* **Set problem**:
Search the entries for the word "Sessions" and pull out each line that has it.

* **Recorded information**:

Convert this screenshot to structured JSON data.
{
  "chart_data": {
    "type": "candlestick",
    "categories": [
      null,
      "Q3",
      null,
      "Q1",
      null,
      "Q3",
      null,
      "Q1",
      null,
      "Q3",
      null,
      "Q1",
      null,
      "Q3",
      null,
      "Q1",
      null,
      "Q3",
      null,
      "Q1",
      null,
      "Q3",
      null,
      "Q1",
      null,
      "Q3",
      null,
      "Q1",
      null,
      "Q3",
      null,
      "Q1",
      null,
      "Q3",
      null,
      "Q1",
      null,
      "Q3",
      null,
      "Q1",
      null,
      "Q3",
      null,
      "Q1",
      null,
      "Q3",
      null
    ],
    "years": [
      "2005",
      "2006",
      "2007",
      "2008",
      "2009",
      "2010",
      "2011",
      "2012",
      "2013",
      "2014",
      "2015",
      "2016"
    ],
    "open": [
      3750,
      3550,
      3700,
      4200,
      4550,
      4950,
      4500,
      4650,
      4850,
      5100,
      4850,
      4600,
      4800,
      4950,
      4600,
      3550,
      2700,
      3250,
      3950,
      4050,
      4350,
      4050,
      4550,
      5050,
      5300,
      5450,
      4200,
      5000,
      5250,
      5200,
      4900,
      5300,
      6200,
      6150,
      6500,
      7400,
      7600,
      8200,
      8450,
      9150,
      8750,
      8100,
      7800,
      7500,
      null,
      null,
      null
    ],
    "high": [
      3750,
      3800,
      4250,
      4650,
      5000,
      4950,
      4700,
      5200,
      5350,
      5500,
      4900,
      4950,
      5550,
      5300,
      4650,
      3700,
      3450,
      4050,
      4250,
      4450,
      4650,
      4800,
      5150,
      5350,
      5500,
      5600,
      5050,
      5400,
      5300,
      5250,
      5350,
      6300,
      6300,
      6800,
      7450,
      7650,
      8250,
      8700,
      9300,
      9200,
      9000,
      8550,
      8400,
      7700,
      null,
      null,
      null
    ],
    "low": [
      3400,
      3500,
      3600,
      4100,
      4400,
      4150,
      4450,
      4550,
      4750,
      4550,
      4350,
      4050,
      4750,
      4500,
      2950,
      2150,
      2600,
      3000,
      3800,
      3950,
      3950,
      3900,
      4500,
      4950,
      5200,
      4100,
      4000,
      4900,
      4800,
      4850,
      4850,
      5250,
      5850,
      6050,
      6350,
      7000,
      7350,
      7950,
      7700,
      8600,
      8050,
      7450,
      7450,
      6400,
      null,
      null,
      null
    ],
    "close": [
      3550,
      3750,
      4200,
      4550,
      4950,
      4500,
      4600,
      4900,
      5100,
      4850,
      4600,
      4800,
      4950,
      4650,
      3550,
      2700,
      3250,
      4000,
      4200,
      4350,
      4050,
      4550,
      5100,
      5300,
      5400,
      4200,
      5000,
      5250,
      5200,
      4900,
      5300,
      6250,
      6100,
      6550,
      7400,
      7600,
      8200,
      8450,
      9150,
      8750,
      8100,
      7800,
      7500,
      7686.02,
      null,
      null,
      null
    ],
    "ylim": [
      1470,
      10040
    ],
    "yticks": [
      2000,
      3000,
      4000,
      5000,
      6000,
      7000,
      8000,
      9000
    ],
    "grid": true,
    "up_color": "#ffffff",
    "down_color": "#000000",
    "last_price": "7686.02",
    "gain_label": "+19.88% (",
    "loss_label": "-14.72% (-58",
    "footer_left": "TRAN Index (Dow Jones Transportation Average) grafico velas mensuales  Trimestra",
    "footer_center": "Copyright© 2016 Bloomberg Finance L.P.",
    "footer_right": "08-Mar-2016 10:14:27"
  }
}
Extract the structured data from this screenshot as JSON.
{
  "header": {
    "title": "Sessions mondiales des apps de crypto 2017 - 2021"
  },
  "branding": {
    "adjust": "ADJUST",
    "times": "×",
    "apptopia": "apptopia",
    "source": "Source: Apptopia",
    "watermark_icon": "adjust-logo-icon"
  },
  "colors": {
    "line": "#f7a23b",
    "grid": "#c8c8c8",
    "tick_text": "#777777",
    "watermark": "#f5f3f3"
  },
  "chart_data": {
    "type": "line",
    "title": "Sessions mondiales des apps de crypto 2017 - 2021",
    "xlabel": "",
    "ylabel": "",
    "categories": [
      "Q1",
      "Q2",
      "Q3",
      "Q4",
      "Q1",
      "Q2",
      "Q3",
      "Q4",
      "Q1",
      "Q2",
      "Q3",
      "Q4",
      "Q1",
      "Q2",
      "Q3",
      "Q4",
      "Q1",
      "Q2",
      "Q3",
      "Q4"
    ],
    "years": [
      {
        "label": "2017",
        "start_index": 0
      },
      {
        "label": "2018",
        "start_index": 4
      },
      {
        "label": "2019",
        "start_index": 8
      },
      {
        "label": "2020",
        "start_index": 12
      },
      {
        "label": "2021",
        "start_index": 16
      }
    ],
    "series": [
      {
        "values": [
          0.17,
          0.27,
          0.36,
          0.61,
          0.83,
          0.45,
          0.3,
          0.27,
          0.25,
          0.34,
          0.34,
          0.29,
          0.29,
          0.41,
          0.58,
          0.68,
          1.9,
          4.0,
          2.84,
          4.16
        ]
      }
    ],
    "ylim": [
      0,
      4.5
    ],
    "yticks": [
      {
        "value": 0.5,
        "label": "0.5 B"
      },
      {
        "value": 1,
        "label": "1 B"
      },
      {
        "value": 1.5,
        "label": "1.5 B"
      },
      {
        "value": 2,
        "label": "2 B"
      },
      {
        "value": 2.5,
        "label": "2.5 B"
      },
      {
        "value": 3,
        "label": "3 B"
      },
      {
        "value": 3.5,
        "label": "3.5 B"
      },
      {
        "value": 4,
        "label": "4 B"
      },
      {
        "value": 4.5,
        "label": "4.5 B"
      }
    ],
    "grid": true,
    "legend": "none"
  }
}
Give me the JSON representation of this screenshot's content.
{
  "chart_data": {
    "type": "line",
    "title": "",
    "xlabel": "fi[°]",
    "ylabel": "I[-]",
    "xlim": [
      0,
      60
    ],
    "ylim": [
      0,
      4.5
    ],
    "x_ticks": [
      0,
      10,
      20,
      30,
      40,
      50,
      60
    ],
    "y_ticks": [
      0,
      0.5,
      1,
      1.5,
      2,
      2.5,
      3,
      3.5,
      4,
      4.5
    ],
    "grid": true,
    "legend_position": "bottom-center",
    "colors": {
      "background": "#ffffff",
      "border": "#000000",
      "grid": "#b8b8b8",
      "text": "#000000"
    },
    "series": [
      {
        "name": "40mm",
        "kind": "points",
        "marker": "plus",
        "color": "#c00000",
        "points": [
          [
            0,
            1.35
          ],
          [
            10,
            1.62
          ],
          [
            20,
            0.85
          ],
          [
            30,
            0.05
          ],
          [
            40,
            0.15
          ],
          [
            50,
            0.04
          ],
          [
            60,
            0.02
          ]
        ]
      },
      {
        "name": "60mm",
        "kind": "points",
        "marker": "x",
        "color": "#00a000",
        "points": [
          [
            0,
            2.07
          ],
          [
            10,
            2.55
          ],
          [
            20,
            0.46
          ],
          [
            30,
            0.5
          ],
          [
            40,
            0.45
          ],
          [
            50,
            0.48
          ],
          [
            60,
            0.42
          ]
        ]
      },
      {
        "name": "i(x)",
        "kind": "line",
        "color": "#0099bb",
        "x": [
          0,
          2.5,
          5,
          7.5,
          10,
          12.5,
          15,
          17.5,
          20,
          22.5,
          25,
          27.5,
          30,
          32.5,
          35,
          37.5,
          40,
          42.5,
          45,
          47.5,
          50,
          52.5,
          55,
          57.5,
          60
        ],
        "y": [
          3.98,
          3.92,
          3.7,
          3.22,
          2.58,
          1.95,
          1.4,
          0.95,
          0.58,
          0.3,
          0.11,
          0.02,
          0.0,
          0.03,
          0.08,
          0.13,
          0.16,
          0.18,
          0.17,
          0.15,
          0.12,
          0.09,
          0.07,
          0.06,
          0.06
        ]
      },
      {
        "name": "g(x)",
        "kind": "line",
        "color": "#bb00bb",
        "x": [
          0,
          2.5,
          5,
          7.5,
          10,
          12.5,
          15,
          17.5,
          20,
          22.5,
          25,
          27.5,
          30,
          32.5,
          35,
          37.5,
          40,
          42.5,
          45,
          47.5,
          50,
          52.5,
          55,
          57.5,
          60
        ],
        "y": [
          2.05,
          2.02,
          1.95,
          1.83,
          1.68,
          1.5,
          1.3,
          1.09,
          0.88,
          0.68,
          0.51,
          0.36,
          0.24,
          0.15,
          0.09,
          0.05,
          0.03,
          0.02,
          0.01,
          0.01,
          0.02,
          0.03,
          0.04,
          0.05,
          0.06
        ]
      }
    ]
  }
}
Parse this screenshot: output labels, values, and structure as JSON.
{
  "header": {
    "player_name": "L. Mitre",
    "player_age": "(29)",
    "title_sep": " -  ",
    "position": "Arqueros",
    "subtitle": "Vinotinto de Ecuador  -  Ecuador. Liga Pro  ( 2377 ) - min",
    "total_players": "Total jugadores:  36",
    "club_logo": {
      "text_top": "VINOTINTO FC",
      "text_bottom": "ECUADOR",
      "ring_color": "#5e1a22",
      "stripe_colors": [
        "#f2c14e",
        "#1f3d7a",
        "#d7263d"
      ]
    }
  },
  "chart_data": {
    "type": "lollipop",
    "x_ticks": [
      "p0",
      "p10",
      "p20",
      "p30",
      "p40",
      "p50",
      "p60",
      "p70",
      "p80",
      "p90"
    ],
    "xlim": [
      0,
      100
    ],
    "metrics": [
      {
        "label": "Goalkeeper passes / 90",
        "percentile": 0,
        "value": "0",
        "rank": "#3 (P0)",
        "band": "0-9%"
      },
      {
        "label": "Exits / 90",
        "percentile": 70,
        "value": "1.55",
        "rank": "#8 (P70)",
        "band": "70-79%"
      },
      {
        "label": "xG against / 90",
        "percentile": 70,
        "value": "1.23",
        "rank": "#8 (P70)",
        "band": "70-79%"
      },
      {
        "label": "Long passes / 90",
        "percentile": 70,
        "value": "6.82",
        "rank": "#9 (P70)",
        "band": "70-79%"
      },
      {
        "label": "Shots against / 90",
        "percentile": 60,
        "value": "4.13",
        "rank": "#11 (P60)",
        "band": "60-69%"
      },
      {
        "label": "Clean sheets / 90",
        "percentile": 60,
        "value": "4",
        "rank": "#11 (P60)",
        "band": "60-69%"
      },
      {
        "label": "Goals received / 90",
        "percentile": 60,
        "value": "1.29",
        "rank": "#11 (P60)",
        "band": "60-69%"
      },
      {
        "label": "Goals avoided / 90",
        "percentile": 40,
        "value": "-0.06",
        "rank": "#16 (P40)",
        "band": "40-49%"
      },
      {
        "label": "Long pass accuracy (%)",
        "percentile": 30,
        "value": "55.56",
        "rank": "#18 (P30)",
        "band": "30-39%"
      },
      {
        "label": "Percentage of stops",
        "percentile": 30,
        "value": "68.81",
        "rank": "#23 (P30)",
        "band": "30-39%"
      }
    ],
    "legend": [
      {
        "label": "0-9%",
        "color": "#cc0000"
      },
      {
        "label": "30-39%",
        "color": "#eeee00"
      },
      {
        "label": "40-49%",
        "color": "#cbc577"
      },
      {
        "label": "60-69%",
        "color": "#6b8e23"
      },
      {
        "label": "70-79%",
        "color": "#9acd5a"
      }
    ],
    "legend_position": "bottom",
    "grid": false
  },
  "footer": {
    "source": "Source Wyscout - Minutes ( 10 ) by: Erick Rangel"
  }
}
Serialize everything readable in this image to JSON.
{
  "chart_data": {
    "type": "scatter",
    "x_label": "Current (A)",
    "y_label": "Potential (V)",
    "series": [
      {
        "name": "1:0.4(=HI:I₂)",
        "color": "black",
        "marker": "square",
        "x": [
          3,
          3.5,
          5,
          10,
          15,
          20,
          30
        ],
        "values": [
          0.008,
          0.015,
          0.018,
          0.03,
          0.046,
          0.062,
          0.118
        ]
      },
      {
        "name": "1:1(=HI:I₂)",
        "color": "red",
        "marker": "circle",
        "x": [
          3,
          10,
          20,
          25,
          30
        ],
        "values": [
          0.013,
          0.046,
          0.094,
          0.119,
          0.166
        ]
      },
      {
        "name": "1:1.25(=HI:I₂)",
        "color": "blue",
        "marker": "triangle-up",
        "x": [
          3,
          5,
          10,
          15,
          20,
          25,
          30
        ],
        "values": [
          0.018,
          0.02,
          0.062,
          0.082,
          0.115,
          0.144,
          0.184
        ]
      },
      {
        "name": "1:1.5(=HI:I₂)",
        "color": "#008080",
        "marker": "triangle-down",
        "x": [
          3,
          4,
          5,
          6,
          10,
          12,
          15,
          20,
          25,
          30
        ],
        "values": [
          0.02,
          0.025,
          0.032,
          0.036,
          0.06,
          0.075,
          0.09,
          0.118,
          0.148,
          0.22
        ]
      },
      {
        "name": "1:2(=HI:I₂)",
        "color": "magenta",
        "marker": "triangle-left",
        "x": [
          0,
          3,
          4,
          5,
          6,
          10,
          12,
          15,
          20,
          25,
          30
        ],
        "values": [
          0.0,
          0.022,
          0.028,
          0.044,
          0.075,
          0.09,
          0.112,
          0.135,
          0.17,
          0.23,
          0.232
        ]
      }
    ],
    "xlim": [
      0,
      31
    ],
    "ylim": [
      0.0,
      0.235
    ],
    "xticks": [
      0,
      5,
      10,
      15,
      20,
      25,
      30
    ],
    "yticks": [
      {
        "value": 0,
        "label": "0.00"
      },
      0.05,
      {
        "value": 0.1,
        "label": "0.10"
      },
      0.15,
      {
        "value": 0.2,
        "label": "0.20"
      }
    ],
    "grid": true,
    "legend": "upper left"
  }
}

* **Result**:
    "title": "Sessions mondiales des apps de crypto 2017 - 2021"
    "title": "Sessions mondiales des apps de crypto 2017 - 2021",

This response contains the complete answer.